- [YOUR INSTRUCTIONS]:
Retype only what runs from the line that contains "Read out every word on this page." through the last line of the listing below, both lines included.

* begin EXCERPTED RECORDS *

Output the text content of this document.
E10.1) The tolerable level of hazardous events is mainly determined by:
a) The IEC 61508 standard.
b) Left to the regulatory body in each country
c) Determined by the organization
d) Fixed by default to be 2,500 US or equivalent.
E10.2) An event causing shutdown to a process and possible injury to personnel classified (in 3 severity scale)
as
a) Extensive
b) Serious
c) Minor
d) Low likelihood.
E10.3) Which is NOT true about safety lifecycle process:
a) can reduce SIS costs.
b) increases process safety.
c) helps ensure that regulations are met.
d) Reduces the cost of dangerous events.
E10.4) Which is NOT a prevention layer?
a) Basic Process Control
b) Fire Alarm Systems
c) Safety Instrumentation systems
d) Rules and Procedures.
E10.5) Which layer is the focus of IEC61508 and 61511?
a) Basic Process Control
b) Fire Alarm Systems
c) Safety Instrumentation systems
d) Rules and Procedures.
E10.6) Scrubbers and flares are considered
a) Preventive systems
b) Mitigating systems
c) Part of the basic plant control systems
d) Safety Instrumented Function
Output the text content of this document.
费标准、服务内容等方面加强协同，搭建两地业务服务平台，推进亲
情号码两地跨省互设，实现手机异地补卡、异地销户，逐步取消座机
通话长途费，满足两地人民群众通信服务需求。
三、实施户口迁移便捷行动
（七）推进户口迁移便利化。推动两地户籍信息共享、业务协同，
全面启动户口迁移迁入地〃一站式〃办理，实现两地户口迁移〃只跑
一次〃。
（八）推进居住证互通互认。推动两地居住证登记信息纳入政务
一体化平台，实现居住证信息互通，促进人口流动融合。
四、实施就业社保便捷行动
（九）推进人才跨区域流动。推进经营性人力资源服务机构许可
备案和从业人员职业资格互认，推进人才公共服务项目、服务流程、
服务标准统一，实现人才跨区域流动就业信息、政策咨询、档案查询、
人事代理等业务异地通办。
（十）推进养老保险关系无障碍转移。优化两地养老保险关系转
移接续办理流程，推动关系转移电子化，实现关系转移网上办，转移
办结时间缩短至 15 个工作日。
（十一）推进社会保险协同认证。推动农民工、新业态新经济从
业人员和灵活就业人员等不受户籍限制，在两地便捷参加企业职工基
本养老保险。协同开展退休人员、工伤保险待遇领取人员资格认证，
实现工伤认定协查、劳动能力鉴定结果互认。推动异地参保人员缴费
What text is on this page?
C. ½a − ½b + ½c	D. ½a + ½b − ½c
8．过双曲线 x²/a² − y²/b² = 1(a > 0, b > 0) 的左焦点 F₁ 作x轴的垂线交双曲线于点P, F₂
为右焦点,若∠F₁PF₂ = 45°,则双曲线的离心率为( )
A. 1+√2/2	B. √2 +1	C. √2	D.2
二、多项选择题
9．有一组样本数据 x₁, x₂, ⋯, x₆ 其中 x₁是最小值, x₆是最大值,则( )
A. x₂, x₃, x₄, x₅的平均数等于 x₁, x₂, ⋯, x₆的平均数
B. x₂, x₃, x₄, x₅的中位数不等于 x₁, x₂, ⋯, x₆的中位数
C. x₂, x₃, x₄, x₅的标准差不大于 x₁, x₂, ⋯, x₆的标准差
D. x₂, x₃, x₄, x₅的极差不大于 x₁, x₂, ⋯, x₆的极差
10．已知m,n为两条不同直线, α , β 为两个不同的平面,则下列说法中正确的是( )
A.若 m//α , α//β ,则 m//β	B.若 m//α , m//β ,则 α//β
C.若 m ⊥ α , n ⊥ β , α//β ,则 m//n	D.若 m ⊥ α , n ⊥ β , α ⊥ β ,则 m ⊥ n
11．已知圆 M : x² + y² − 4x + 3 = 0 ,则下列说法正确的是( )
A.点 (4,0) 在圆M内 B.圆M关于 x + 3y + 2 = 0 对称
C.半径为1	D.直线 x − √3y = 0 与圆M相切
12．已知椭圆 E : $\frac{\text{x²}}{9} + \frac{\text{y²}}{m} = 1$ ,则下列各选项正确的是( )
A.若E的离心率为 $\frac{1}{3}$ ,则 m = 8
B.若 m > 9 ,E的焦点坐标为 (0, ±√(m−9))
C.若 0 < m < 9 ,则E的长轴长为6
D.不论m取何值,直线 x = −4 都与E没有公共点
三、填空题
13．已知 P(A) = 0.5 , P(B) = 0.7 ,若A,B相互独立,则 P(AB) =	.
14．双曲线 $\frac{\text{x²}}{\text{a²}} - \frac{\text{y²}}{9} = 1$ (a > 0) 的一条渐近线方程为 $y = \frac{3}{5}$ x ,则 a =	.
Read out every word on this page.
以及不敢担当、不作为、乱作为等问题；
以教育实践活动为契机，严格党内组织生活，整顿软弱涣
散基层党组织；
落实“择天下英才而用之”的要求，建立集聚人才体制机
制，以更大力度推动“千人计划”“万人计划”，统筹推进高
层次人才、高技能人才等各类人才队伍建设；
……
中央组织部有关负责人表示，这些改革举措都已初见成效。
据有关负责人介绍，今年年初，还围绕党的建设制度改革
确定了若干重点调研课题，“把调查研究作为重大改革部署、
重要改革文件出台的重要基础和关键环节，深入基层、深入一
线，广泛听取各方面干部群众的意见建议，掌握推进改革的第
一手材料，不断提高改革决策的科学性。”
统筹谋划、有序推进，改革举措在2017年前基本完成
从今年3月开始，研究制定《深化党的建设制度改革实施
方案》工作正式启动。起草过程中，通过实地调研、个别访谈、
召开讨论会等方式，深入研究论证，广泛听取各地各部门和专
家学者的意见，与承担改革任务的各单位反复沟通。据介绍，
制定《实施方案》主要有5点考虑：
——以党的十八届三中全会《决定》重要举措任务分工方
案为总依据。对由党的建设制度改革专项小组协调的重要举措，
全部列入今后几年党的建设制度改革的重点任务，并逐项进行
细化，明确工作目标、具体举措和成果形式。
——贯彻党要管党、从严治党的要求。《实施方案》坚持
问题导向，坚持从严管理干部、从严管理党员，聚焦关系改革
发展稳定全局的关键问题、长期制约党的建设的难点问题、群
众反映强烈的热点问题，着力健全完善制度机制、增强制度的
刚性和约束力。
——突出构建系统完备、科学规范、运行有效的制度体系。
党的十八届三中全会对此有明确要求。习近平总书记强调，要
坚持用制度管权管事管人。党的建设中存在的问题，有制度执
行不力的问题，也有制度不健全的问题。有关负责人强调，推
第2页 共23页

* end EXCERPTED RECORDS *

- [WRITTEN ANSWER]:
Read out every word on this page.
以及不敢担当、不作为、乱作为等问题；
以教育实践活动为契机，严格党内组织生活，整顿软弱涣
散基层党组织；
落实“择天下英才而用之”的要求，建立集聚人才体制机
制，以更大力度推动“千人计划”“万人计划”，统筹推进高
层次人才、高技能人才等各类人才队伍建设；
……
中央组织部有关负责人表示，这些改革举措都已初见成效。
据有关负责人介绍，今年年初，还围绕党的建设制度改革
确定了若干重点调研课题，“把调查研究作为重大改革部署、
重要改革文件出台的重要基础和关键环节，深入基层、深入一
线，广泛听取各方面干部群众的意见建议，掌握推进改革的第
一手材料，不断提高改革决策的科学性。”
统筹谋划、有序推进，改革举措在2017年前基本完成
从今年3月开始，研究制定《深化党的建设制度改革实施
方案》工作正式启动。起草过程中，通过实地调研、个别访谈、
召开讨论会等方式，深入研究论证，广泛听取各地各部门和专
家学者的意见，与承担改革任务的各单位反复沟通。据介绍，
制定《实施方案》主要有5点考虑：
——以党的十八届三中全会《决定》重要举措任务分工方
案为总依据。对由党的建设制度改革专项小组协调的重要举措，
全部列入今后几年党的建设制度改革的重点任务，并逐项进行
细化，明确工作目标、具体举措和成果形式。
——贯彻党要管党、从严治党的要求。《实施方案》坚持
问题导向，坚持从严管理干部、从严管理党员，聚焦关系改革
发展稳定全局的关键问题、长期制约党的建设的难点问题、群
众反映强烈的热点问题，着力健全完善制度机制、增强制度的
刚性和约束力。
——突出构建系统完备、科学规范、运行有效的制度体系。
党的十八届三中全会对此有明确要求。习近平总书记强调，要
坚持用制度管权管事管人。党的建设中存在的问题，有制度执
行不力的问题，也有制度不健全的问题。有关负责人强调，推
第2页 共23页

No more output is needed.